[START THE DATA]
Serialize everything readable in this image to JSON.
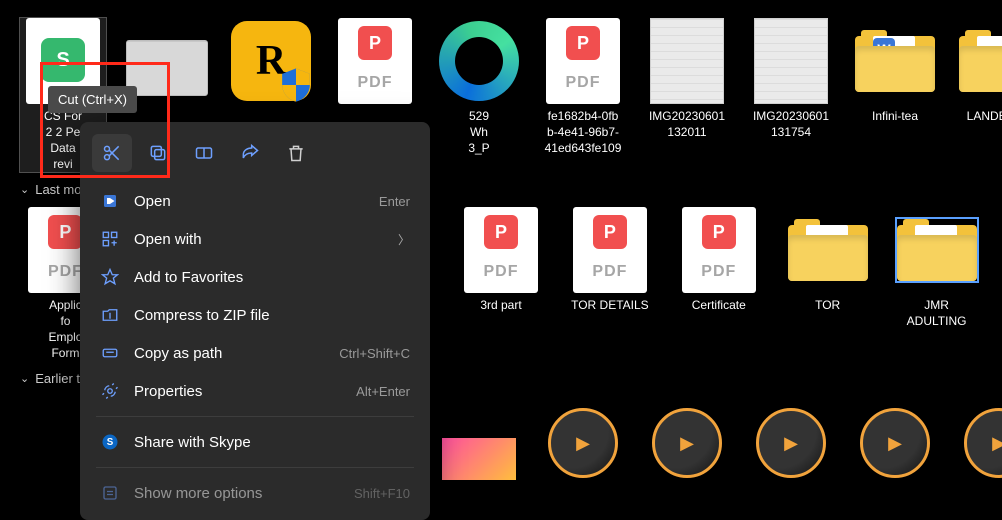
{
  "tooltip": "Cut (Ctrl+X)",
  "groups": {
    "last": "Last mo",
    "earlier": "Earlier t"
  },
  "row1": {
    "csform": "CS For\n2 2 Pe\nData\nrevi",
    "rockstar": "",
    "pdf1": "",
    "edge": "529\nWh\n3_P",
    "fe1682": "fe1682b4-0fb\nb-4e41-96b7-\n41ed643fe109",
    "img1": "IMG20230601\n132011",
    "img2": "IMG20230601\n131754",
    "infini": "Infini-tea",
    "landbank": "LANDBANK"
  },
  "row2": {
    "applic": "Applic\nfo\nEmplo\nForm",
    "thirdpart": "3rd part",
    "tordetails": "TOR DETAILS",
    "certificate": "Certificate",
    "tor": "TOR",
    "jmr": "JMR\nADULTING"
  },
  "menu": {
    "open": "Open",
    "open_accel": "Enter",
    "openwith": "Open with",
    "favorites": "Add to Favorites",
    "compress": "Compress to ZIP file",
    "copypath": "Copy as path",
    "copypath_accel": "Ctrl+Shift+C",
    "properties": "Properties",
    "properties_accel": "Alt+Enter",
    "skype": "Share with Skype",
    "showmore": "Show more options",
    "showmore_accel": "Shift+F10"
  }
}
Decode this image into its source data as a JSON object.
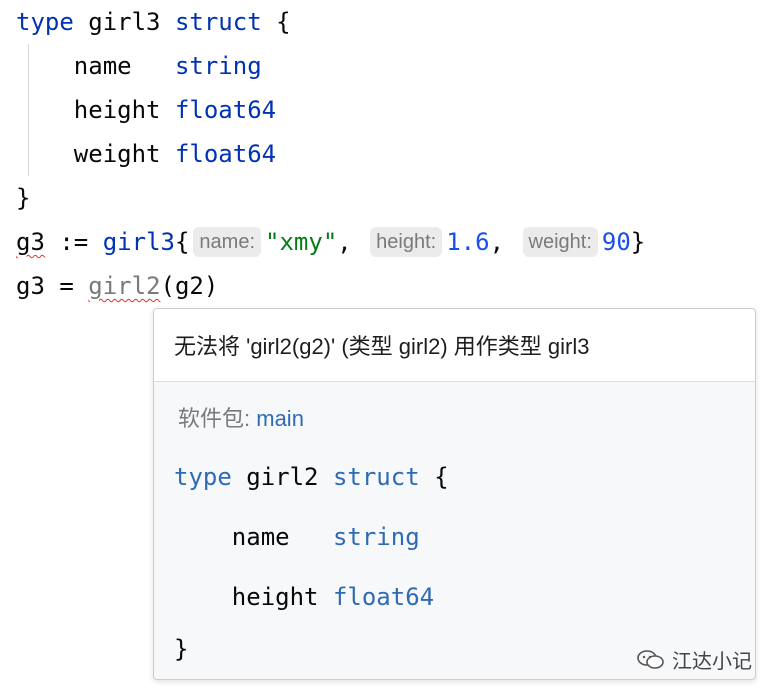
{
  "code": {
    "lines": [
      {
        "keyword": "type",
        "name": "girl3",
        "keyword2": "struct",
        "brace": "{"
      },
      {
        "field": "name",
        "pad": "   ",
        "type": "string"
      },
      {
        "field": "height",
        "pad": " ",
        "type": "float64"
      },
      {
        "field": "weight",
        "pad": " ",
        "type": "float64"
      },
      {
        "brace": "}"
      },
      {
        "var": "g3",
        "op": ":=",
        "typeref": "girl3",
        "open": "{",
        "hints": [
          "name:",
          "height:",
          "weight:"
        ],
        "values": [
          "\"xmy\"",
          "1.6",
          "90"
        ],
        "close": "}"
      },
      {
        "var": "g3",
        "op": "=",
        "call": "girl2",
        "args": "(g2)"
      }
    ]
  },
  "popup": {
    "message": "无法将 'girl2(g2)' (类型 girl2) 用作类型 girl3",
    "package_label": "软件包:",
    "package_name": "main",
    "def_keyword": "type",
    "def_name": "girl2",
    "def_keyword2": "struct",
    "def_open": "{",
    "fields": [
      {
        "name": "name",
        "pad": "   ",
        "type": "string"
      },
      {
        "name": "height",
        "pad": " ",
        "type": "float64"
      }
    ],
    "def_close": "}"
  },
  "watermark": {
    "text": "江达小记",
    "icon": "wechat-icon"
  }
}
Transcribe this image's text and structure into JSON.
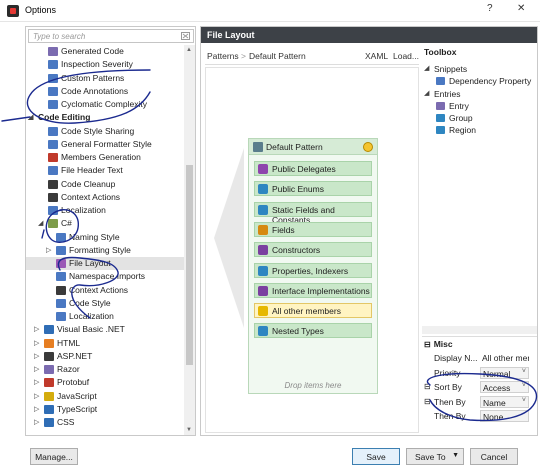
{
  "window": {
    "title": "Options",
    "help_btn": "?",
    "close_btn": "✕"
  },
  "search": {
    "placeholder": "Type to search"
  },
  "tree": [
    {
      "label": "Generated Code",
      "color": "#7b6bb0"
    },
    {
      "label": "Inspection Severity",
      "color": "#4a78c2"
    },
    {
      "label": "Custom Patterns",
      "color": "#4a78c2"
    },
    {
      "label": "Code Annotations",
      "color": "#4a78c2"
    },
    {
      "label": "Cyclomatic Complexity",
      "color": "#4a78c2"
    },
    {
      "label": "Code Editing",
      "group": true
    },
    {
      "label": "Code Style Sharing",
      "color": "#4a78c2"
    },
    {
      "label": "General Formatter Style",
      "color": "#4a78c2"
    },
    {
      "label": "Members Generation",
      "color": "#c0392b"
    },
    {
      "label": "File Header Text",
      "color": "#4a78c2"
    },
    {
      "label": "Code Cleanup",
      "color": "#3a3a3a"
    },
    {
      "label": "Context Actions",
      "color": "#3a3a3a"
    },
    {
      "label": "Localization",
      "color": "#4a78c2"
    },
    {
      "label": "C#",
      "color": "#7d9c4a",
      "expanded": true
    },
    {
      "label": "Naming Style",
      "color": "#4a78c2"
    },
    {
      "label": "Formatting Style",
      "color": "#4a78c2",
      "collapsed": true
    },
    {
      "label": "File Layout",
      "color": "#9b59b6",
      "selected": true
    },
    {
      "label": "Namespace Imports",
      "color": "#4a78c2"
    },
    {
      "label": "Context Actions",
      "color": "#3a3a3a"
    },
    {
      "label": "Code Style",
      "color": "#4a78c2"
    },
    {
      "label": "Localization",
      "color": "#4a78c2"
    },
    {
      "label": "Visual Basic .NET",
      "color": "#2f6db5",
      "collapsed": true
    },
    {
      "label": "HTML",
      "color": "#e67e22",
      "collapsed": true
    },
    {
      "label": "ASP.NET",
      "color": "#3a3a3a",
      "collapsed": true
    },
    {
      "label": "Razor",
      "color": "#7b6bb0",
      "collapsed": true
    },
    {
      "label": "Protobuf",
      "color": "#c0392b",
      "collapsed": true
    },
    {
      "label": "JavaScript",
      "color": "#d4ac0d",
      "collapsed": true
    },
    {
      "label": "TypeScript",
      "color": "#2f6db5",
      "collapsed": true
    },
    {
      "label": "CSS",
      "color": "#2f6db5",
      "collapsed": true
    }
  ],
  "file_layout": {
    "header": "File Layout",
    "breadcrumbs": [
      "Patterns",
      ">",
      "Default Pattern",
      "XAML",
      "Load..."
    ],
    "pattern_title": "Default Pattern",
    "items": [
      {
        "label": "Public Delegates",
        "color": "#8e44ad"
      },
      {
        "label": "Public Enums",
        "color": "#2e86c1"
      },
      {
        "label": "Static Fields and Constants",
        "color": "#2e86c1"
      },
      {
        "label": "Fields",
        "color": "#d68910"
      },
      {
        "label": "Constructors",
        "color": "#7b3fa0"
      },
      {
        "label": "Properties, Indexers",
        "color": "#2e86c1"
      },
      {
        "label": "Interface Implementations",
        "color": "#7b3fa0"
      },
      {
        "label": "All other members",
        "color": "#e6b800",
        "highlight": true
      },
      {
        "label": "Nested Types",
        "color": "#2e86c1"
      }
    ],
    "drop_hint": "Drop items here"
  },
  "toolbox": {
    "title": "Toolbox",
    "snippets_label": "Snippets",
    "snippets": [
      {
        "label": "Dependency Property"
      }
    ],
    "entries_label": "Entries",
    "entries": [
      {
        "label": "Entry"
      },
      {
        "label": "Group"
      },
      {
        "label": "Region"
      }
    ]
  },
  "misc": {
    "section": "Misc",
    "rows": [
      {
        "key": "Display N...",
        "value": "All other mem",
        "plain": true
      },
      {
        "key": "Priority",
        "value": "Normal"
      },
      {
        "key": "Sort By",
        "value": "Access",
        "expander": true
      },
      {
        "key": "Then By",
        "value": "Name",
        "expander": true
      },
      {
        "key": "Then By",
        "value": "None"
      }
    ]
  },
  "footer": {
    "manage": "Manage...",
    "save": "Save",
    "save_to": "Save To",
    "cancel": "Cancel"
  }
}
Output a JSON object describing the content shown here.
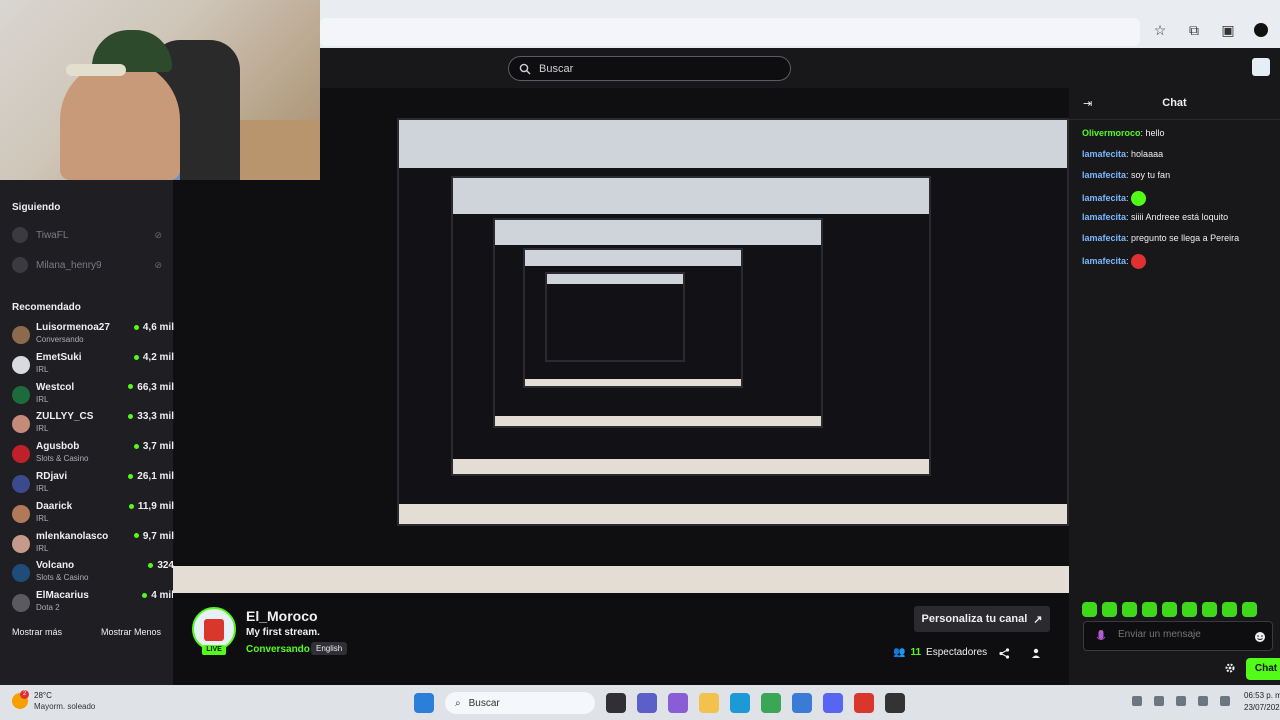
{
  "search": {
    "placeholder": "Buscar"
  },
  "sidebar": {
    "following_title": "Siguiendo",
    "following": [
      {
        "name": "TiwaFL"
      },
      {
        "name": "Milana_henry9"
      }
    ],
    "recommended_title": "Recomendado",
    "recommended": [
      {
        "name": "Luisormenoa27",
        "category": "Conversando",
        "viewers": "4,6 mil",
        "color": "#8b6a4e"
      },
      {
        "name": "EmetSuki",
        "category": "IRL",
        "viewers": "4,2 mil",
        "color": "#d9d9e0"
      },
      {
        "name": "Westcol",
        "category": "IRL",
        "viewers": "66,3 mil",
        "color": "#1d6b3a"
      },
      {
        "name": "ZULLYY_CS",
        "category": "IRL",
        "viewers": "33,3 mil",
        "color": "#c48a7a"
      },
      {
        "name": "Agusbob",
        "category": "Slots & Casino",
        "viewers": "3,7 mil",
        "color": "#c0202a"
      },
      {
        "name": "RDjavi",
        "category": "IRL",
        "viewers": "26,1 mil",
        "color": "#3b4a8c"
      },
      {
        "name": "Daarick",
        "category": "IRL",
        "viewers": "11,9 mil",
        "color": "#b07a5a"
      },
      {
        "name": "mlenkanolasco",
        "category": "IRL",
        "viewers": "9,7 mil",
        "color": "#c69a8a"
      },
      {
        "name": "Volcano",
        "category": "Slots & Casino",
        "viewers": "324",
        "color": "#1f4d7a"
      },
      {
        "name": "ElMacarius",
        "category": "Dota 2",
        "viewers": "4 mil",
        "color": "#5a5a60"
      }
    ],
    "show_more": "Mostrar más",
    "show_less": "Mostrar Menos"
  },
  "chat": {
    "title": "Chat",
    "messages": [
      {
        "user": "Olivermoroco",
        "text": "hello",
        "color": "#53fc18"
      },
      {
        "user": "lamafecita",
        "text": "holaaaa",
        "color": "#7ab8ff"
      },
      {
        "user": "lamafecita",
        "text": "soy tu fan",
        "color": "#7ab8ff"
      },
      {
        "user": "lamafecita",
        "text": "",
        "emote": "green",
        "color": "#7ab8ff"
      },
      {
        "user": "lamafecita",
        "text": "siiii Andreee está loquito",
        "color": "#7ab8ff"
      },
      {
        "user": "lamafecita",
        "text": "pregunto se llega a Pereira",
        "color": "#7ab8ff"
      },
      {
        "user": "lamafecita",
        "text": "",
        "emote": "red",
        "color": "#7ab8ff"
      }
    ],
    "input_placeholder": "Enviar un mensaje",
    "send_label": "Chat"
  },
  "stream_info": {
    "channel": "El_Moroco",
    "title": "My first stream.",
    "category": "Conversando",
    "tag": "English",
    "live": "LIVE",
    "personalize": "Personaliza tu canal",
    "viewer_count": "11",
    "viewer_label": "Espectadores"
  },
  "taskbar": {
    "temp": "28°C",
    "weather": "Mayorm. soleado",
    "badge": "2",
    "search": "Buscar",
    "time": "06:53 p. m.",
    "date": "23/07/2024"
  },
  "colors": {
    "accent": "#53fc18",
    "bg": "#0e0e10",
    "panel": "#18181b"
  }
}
[END THE DATA]
■ WHAT THE TASK REQUIRES
Every line in the data that holds "with" should be copied out.

■ CORRECT ANSWER
    "openwith": "Open with",
    "skype": "Share with Skype",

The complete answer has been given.